Data entries:

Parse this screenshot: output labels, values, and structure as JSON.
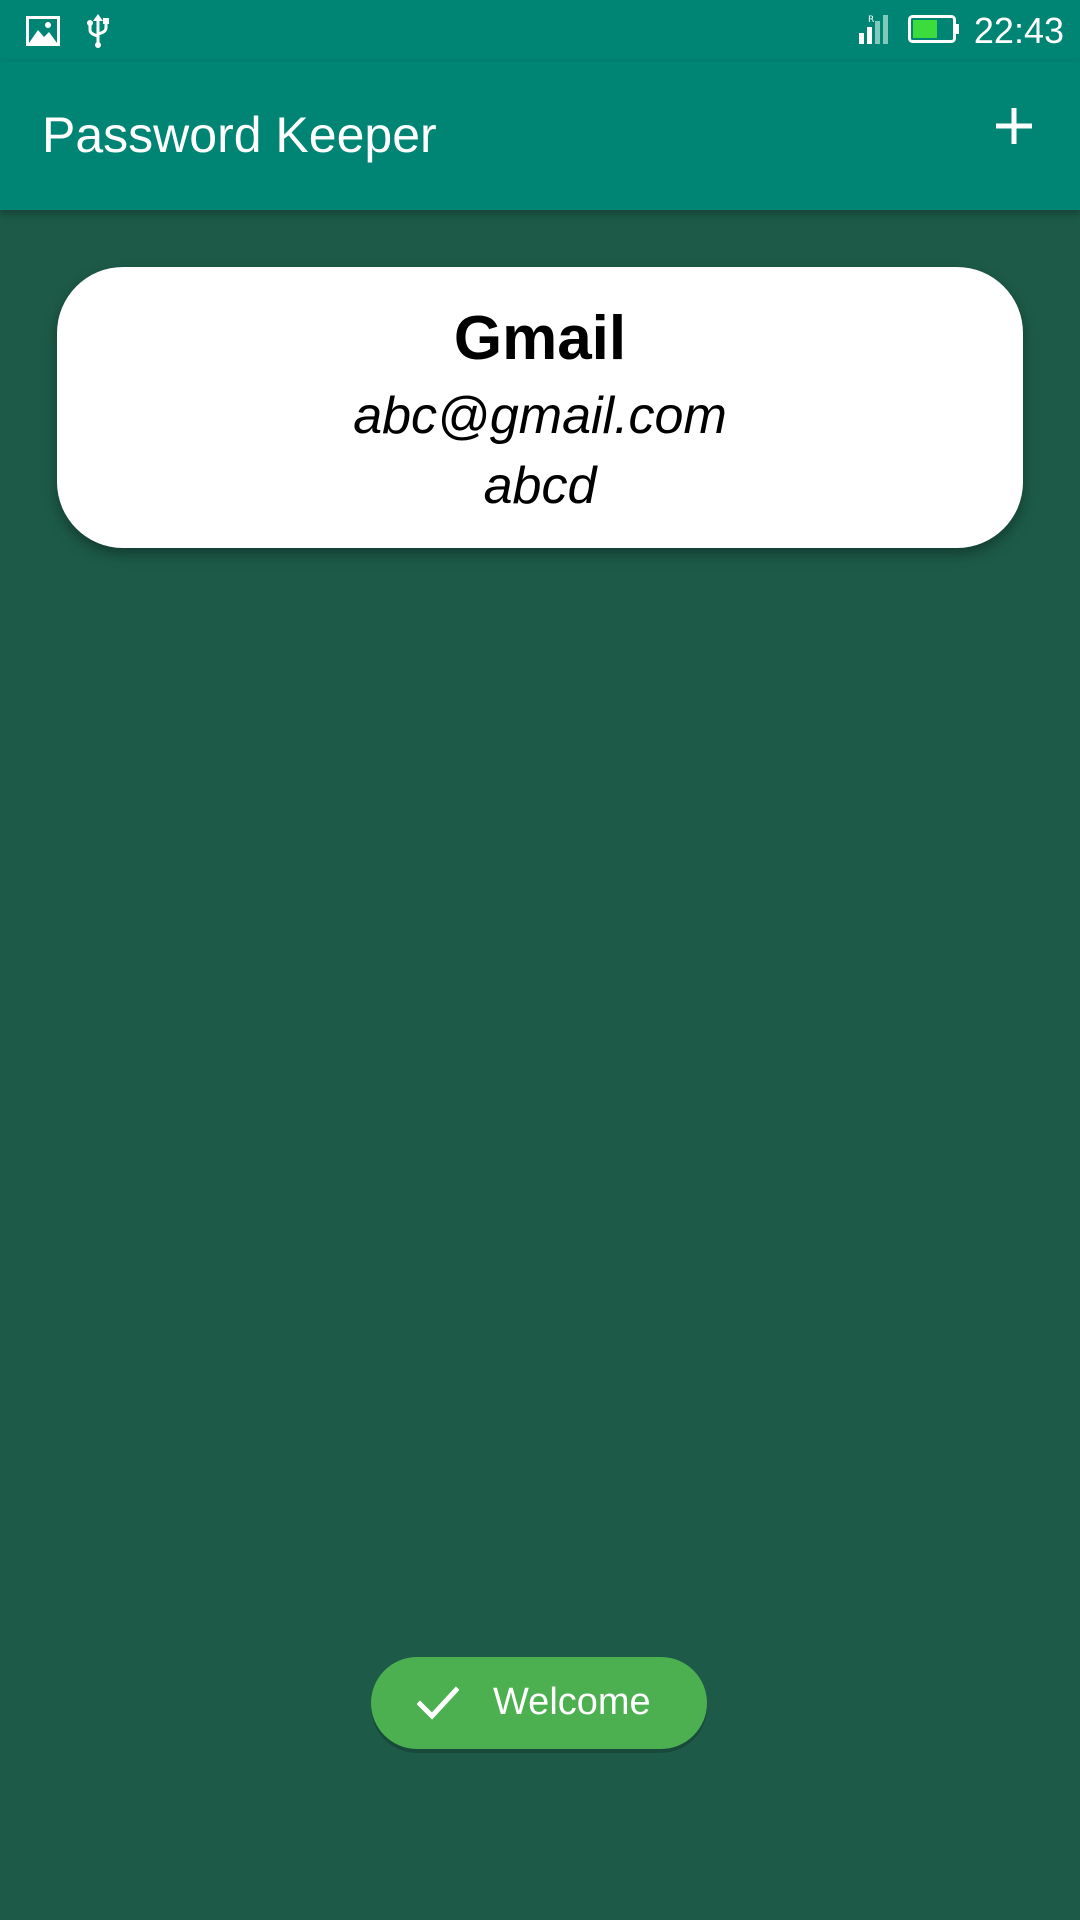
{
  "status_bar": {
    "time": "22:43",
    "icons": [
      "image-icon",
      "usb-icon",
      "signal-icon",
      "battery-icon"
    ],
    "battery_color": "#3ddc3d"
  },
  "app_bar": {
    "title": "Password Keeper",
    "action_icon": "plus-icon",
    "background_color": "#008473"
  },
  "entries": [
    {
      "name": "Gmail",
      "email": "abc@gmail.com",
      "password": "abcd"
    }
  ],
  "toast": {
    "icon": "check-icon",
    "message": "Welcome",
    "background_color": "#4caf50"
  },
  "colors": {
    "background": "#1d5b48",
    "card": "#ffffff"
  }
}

■ Written instruction ■
Reproduce all of the material above word for word. Omit the pictures.

■ Complete response ■
Parse this screenshot: output labels, values, and structure as JSON.
{
  "status_bar": {
    "time": "22:43",
    "icons": [
      "image-icon",
      "usb-icon",
      "signal-icon",
      "battery-icon"
    ],
    "battery_color": "#3ddc3d"
  },
  "app_bar": {
    "title": "Password Keeper",
    "action_icon": "plus-icon",
    "background_color": "#008473"
  },
  "entries": [
    {
      "name": "Gmail",
      "email": "abc@gmail.com",
      "password": "abcd"
    }
  ],
  "toast": {
    "icon": "check-icon",
    "message": "Welcome",
    "background_color": "#4caf50"
  },
  "colors": {
    "background": "#1d5b48",
    "card": "#ffffff"
  }
}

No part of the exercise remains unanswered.